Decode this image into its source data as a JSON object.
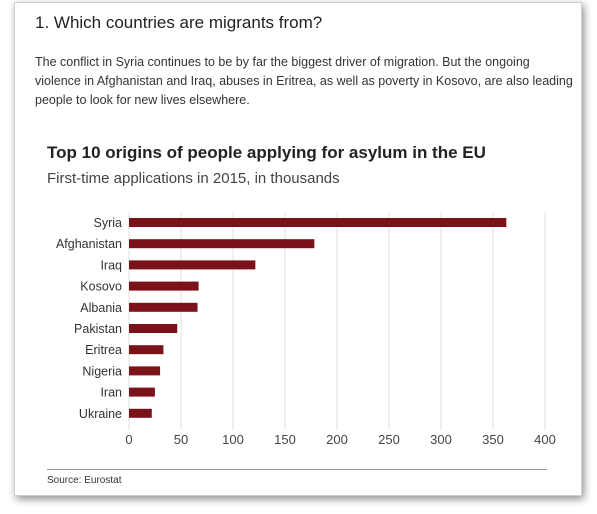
{
  "section": {
    "heading": "1. Which countries are migrants from?",
    "intro": "The conflict in Syria continues to be by far the biggest driver of migration. But the ongoing violence in Afghanistan and Iraq, abuses in Eritrea, as well as poverty in Kosovo, are also leading people to look for new lives elsewhere."
  },
  "chart_data": {
    "type": "bar",
    "orientation": "horizontal",
    "title": "Top 10 origins of people applying for asylum in the EU",
    "subtitle": "First-time applications in 2015, in thousands",
    "categories": [
      "Syria",
      "Afghanistan",
      "Iraq",
      "Kosovo",
      "Albania",
      "Pakistan",
      "Eritrea",
      "Nigeria",
      "Iran",
      "Ukraine"
    ],
    "values": [
      362.8,
      178.2,
      121.5,
      66.9,
      65.9,
      46.4,
      33.1,
      29.9,
      24.9,
      21.9
    ],
    "xlim": [
      0,
      400
    ],
    "xticks": [
      0,
      50,
      100,
      150,
      200,
      250,
      300,
      350,
      400
    ],
    "grid": "vertical",
    "bar_color": "#7b1219"
  },
  "footer": {
    "source": "Source: Eurostat"
  }
}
============
Leaving out the pictures, repeat the data above exactly.

ANSWER TO THE EXERCISE:
Decode this image into its source data as a JSON object.
{
  "section": {
    "heading": "1. Which countries are migrants from?",
    "intro": "The conflict in Syria continues to be by far the biggest driver of migration. But the ongoing violence in Afghanistan and Iraq, abuses in Eritrea, as well as poverty in Kosovo, are also leading people to look for new lives elsewhere."
  },
  "chart_data": {
    "type": "bar",
    "orientation": "horizontal",
    "title": "Top 10 origins of people applying for asylum in the EU",
    "subtitle": "First-time applications in 2015, in thousands",
    "categories": [
      "Syria",
      "Afghanistan",
      "Iraq",
      "Kosovo",
      "Albania",
      "Pakistan",
      "Eritrea",
      "Nigeria",
      "Iran",
      "Ukraine"
    ],
    "values": [
      362.8,
      178.2,
      121.5,
      66.9,
      65.9,
      46.4,
      33.1,
      29.9,
      24.9,
      21.9
    ],
    "xlim": [
      0,
      400
    ],
    "xticks": [
      0,
      50,
      100,
      150,
      200,
      250,
      300,
      350,
      400
    ],
    "grid": "vertical",
    "bar_color": "#7b1219"
  },
  "footer": {
    "source": "Source: Eurostat"
  }
}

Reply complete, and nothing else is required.